— BEGIN —
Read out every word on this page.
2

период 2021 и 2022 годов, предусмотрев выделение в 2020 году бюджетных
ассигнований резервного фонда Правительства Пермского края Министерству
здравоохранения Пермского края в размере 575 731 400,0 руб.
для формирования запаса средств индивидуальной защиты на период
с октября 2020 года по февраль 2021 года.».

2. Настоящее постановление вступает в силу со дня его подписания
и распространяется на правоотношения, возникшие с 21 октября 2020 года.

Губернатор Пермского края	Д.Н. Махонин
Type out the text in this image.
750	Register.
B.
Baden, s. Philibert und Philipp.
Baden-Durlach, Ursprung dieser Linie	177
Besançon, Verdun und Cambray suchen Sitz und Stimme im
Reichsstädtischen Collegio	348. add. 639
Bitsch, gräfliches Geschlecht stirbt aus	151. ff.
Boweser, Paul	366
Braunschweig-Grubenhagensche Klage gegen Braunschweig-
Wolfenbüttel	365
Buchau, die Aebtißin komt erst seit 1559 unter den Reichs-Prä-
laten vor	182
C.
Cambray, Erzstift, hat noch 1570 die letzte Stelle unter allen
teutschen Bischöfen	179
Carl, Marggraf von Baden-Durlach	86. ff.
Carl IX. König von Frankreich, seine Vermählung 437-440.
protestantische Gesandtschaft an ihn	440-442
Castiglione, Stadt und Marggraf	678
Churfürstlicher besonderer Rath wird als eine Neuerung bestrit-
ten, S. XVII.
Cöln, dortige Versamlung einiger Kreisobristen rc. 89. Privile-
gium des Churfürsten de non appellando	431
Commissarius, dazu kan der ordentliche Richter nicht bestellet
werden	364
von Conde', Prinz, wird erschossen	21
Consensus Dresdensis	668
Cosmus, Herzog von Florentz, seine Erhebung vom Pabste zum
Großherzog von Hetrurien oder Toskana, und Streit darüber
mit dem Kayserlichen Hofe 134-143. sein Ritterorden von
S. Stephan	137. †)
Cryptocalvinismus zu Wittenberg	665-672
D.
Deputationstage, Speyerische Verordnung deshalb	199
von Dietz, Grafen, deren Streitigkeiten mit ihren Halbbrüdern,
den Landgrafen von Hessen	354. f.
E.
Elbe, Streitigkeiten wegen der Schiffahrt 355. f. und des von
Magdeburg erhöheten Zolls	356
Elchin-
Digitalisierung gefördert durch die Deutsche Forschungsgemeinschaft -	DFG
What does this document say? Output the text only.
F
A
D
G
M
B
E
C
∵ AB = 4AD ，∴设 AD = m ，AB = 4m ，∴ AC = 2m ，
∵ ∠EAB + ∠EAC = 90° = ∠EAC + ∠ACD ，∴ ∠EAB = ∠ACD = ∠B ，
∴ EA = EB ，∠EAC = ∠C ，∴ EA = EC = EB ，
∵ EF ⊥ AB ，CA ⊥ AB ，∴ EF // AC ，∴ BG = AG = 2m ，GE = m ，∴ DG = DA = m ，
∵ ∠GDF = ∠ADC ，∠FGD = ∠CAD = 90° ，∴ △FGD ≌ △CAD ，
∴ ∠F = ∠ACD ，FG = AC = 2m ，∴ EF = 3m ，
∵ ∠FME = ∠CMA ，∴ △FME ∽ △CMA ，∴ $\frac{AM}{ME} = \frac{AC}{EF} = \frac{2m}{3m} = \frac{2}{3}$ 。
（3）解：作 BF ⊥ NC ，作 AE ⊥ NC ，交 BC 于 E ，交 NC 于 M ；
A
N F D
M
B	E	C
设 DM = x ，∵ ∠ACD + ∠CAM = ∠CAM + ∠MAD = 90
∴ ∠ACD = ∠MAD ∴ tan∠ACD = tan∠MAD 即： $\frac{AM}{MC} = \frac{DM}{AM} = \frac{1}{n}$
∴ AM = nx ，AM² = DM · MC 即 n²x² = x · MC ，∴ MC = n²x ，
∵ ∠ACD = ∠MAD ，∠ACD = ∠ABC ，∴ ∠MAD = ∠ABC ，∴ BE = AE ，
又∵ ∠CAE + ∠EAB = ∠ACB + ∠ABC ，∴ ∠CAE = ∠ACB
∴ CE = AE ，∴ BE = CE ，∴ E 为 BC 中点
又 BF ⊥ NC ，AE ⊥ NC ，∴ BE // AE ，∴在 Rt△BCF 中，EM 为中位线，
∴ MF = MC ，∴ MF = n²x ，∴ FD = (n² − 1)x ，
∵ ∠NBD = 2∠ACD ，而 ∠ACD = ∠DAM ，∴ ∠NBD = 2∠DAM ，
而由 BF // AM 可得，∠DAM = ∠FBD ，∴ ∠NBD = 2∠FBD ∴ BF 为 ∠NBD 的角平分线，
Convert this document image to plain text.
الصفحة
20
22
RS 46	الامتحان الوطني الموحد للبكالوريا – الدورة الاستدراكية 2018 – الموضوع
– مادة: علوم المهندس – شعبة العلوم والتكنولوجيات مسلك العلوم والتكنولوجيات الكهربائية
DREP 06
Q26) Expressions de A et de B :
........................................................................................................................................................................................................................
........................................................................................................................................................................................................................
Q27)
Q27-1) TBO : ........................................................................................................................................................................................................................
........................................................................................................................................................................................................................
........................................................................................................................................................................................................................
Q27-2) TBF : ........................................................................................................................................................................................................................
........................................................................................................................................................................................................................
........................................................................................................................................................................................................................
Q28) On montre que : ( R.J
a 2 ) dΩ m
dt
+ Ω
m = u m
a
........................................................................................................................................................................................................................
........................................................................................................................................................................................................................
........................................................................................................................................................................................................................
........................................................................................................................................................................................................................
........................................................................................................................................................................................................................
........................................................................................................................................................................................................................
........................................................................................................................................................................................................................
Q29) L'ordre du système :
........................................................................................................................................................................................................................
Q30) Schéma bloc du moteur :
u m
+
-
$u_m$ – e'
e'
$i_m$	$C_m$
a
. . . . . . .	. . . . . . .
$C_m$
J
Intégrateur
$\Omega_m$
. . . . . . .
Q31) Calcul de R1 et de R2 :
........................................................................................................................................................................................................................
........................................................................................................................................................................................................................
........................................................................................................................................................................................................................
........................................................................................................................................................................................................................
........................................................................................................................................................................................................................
— END —
### CHALLENGE
Scan the data above and copy every line with "Baden" in it.

### ANSWER BELOW
Baden, s. Philibert und Philipp.
Baden-Durlach, Ursprung dieser Linie	177
Carl, Marggraf von Baden-Durlach	86. ff.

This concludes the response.